** start Information supplied **

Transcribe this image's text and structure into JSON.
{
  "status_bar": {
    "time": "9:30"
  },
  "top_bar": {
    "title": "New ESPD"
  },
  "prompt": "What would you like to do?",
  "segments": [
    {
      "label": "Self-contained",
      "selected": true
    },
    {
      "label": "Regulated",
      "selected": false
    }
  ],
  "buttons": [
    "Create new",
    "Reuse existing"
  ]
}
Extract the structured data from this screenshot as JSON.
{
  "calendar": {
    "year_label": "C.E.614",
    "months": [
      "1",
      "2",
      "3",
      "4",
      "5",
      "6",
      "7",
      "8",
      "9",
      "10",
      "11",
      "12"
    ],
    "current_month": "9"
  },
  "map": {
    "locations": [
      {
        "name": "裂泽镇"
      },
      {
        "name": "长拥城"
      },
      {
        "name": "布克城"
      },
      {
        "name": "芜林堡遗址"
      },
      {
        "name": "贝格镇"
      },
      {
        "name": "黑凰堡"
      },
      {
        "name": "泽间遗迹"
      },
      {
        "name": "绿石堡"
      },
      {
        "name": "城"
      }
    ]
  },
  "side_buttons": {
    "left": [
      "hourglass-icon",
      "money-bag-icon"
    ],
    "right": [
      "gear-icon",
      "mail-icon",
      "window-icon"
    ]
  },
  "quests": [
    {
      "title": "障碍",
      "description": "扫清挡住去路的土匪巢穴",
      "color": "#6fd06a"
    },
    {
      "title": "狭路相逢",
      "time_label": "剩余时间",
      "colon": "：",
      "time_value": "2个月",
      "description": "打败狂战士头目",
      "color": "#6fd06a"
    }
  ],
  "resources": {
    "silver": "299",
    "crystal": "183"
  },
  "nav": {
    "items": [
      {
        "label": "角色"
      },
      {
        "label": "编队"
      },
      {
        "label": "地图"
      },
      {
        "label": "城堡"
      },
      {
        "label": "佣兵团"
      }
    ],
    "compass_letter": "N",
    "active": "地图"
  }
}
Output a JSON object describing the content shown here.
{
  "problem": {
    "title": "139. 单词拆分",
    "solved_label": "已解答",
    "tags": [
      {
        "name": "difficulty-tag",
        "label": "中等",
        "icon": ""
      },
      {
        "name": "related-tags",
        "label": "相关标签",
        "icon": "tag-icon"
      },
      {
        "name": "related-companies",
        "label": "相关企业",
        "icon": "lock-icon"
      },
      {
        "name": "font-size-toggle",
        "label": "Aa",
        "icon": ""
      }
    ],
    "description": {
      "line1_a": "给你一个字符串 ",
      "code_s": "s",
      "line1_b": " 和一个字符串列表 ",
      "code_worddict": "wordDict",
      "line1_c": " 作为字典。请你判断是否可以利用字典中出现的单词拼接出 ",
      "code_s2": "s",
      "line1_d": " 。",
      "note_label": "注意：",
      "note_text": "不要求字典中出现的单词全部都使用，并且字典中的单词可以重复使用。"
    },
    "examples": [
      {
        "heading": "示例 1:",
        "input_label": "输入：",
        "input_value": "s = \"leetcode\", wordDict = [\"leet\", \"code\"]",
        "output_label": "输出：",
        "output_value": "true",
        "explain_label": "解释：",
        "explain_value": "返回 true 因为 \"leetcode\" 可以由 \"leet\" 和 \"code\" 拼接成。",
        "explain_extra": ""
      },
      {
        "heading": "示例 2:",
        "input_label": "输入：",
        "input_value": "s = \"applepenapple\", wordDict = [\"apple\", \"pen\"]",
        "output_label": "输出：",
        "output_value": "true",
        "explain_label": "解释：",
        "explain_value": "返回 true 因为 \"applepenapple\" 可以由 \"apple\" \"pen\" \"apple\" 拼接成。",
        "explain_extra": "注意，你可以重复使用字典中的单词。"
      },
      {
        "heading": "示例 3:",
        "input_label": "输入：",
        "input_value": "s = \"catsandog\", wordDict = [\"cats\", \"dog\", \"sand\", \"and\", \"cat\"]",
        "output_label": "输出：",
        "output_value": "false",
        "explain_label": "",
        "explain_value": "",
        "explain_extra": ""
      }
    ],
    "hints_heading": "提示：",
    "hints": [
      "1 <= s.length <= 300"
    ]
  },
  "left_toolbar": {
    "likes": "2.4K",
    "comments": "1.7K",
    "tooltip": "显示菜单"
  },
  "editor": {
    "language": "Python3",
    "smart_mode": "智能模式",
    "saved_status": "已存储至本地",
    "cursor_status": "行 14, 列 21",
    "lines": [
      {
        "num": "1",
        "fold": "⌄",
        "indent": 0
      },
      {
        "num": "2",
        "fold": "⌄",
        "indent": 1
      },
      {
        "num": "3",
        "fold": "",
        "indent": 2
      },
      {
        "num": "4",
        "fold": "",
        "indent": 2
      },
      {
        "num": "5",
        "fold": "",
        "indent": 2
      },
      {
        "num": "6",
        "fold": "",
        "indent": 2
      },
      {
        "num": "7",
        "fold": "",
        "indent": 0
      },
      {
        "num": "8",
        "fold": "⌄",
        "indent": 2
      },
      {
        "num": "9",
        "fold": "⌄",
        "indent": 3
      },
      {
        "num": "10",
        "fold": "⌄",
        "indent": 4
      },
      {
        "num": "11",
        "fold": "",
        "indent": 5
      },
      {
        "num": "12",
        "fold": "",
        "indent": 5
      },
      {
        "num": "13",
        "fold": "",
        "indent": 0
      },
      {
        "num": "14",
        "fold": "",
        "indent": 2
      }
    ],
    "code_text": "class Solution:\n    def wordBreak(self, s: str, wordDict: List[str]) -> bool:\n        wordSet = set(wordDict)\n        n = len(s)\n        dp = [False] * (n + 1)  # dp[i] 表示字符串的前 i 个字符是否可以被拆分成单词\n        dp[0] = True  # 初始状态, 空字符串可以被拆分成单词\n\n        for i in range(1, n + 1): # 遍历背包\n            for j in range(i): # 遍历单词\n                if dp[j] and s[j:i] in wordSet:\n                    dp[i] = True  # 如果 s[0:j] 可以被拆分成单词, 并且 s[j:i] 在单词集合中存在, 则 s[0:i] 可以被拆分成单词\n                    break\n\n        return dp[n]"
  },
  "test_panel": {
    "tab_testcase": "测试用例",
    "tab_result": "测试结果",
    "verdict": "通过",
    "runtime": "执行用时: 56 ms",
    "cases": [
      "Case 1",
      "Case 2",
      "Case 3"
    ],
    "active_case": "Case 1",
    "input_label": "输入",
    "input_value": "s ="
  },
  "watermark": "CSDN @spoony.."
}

** end Information supplied **

#### What to work on:
Lines containing the string "this" are to be selected and copied.

#### Written solution:
Transcribe this image's text and structure into JSON.
Extract the structured data from this screenshot as JSON.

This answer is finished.